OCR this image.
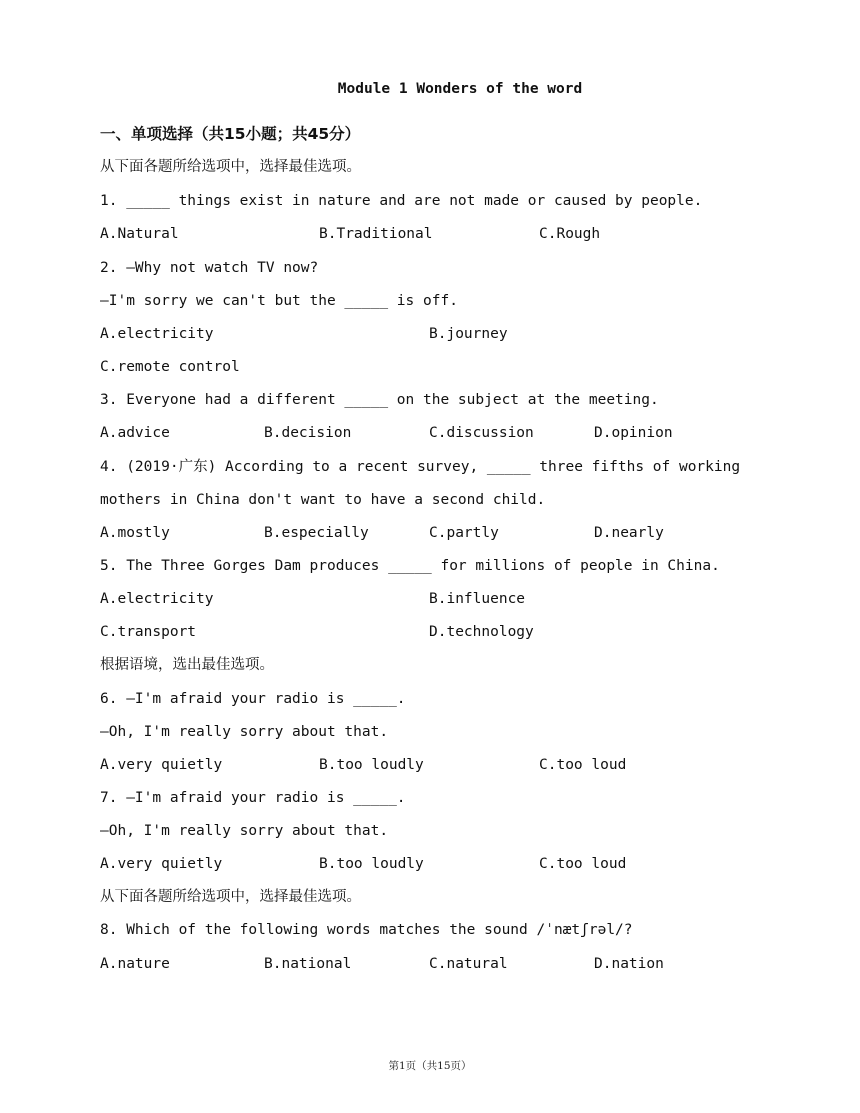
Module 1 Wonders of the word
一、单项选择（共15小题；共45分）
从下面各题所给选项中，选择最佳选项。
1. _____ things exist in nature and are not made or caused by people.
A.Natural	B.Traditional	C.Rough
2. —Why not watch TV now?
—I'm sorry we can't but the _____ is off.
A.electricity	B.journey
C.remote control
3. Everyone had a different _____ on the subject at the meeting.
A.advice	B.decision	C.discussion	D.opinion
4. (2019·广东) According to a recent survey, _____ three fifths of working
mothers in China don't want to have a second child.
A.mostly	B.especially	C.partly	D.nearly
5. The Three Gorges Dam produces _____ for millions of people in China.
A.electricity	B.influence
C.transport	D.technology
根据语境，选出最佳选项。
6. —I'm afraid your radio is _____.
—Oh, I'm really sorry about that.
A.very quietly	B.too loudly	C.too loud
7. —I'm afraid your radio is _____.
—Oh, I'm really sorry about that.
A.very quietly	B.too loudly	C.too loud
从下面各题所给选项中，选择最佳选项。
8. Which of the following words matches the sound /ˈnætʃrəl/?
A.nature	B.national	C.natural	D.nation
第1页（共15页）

Exercise aim: Write the entries above out in full, exactly, with no images.

Output of the task:
OCR this image.
Module 1 Wonders of the word
一、单项选择（共15小题；共45分）
从下面各题所给选项中，选择最佳选项。
1. _____ things exist in nature and are not made or caused by people.
A.Natural	B.Traditional	C.Rough
2. —Why not watch TV now?
—I'm sorry we can't but the _____ is off.
A.electricity	B.journey
C.remote control
3. Everyone had a different _____ on the subject at the meeting.
A.advice	B.decision	C.discussion	D.opinion
4. (2019·广东) According to a recent survey, _____ three fifths of working
mothers in China don't want to have a second child.
A.mostly	B.especially	C.partly	D.nearly
5. The Three Gorges Dam produces _____ for millions of people in China.
A.electricity	B.influence
C.transport	D.technology
根据语境，选出最佳选项。
6. —I'm afraid your radio is _____.
—Oh, I'm really sorry about that.
A.very quietly	B.too loudly	C.too loud
7. —I'm afraid your radio is _____.
—Oh, I'm really sorry about that.
A.very quietly	B.too loudly	C.too loud
从下面各题所给选项中，选择最佳选项。
8. Which of the following words matches the sound /ˈnætʃrəl/?
A.nature	B.national	C.natural	D.nation
第1页（共15页）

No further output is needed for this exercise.